Goal of the exercise
Give every line of the material again, exactly as written.
**********
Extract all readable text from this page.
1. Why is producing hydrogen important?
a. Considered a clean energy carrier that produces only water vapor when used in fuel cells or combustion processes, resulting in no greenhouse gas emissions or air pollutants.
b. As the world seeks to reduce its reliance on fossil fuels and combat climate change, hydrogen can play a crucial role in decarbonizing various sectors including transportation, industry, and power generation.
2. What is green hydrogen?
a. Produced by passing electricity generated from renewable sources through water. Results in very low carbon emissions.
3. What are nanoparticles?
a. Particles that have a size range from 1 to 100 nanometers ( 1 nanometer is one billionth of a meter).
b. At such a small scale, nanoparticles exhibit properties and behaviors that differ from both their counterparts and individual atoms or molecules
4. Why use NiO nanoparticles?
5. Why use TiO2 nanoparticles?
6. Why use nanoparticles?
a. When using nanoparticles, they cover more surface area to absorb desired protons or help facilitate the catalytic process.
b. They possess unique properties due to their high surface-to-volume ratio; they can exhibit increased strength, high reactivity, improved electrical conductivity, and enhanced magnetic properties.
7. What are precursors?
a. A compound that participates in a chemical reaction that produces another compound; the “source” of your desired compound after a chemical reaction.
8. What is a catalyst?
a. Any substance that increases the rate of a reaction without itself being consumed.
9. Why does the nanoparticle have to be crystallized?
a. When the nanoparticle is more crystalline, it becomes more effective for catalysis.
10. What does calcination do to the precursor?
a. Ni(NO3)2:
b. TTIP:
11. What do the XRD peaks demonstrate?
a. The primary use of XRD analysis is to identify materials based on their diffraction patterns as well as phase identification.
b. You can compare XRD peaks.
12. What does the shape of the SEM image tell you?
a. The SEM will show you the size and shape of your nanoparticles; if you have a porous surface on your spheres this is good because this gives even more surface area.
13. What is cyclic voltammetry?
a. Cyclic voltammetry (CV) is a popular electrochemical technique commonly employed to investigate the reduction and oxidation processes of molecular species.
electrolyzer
**********
Problem solution
Extract all readable text from this page.
1. Why is producing hydrogen important?
a. Considered a clean energy carrier that produces only water vapor when used in fuel cells or combustion processes, resulting in no greenhouse gas emissions or air pollutants.
b. As the world seeks to reduce its reliance on fossil fuels and combat climate change, hydrogen can play a crucial role in decarbonizing various sectors including transportation, industry, and power generation.
2. What is green hydrogen?
a. Produced by passing electricity generated from renewable sources through water. Results in very low carbon emissions.
3. What are nanoparticles?
a. Particles that have a size range from 1 to 100 nanometers ( 1 nanometer is one billionth of a meter).
b. At such a small scale, nanoparticles exhibit properties and behaviors that differ from both their counterparts and individual atoms or molecules
4. Why use NiO nanoparticles?
5. Why use TiO2 nanoparticles?
6. Why use nanoparticles?
a. When using nanoparticles, they cover more surface area to absorb desired protons or help facilitate the catalytic process.
b. They possess unique properties due to their high surface-to-volume ratio; they can exhibit increased strength, high reactivity, improved electrical conductivity, and enhanced magnetic properties.
7. What are precursors?
a. A compound that participates in a chemical reaction that produces another compound; the “source” of your desired compound after a chemical reaction.
8. What is a catalyst?
a. Any substance that increases the rate of a reaction without itself being consumed.
9. Why does the nanoparticle have to be crystallized?
a. When the nanoparticle is more crystalline, it becomes more effective for catalysis.
10. What does calcination do to the precursor?
a. Ni(NO3)2:
b. TTIP:
11. What do the XRD peaks demonstrate?
a. The primary use of XRD analysis is to identify materials based on their diffraction patterns as well as phase identification.
b. You can compare XRD peaks.
12. What does the shape of the SEM image tell you?
a. The SEM will show you the size and shape of your nanoparticles; if you have a porous surface on your spheres this is good because this gives even more surface area.
13. What is cyclic voltammetry?
a. Cyclic voltammetry (CV) is a popular electrochemical technique commonly employed to investigate the reduction and oxidation processes of molecular species.
electrolyzer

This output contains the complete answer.